Repeat each line word for word.

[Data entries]
+ + +
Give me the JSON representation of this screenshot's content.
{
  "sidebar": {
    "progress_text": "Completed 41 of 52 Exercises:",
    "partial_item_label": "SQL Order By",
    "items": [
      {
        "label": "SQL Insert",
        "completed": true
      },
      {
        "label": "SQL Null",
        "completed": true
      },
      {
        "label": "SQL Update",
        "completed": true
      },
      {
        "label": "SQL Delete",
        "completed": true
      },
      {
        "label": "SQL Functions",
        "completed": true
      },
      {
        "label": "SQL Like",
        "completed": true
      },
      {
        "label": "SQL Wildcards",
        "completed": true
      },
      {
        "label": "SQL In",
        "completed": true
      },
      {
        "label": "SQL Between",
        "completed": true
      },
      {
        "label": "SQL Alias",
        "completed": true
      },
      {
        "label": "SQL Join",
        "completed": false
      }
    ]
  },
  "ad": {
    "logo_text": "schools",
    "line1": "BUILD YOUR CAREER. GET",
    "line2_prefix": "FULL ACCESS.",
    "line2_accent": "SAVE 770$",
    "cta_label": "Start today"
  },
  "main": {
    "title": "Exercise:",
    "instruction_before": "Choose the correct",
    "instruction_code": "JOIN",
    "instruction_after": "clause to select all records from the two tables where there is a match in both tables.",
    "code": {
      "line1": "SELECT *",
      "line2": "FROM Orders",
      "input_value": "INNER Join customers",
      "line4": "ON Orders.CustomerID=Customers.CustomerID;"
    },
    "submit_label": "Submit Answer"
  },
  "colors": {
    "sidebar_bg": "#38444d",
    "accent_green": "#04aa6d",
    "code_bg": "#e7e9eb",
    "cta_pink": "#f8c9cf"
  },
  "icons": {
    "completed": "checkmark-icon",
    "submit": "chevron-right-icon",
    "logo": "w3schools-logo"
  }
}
+ + +
Solved problem:
Give me the JSON representation of this screenshot's content.
{
  "sidebar": {
    "progress_text": "Completed 41 of 52 Exercises:",
    "partial_item_label": "SQL Order By",
    "items": [
      {
        "label": "SQL Insert",
        "completed": true
      },
      {
        "label": "SQL Null",
        "completed": true
      },
      {
        "label": "SQL Update",
        "completed": true
      },
      {
        "label": "SQL Delete",
        "completed": true
      },
      {
        "label": "SQL Functions",
        "completed": true
      },
      {
        "label": "SQL Like",
        "completed": true
      },
      {
        "label": "SQL Wildcards",
        "completed": true
      },
      {
        "label": "SQL In",
        "completed": true
      },
      {
        "label": "SQL Between",
        "completed": true
      },
      {
        "label": "SQL Alias",
        "completed": true
      },
      {
        "label": "SQL Join",
        "completed": false
      }
    ]
  },
  "ad": {
    "logo_text": "schools",
    "line1": "BUILD YOUR CAREER. GET",
    "line2_prefix": "FULL ACCESS.",
    "line2_accent": "SAVE 770$",
    "cta_label": "Start today"
  },
  "main": {
    "title": "Exercise:",
    "instruction_before": "Choose the correct",
    "instruction_code": "JOIN",
    "instruction_after": "clause to select all records from the two tables where there is a match in both tables.",
    "code": {
      "line1": "SELECT *",
      "line2": "FROM Orders",
      "input_value": "INNER Join customers",
      "line4": "ON Orders.CustomerID=Customers.CustomerID;"
    },
    "submit_label": "Submit Answer"
  },
  "colors": {
    "sidebar_bg": "#38444d",
    "accent_green": "#04aa6d",
    "code_bg": "#e7e9eb",
    "cta_pink": "#f8c9cf"
  },
  "icons": {
    "completed": "checkmark-icon",
    "submit": "chevron-right-icon",
    "logo": "w3schools-logo"
  }
}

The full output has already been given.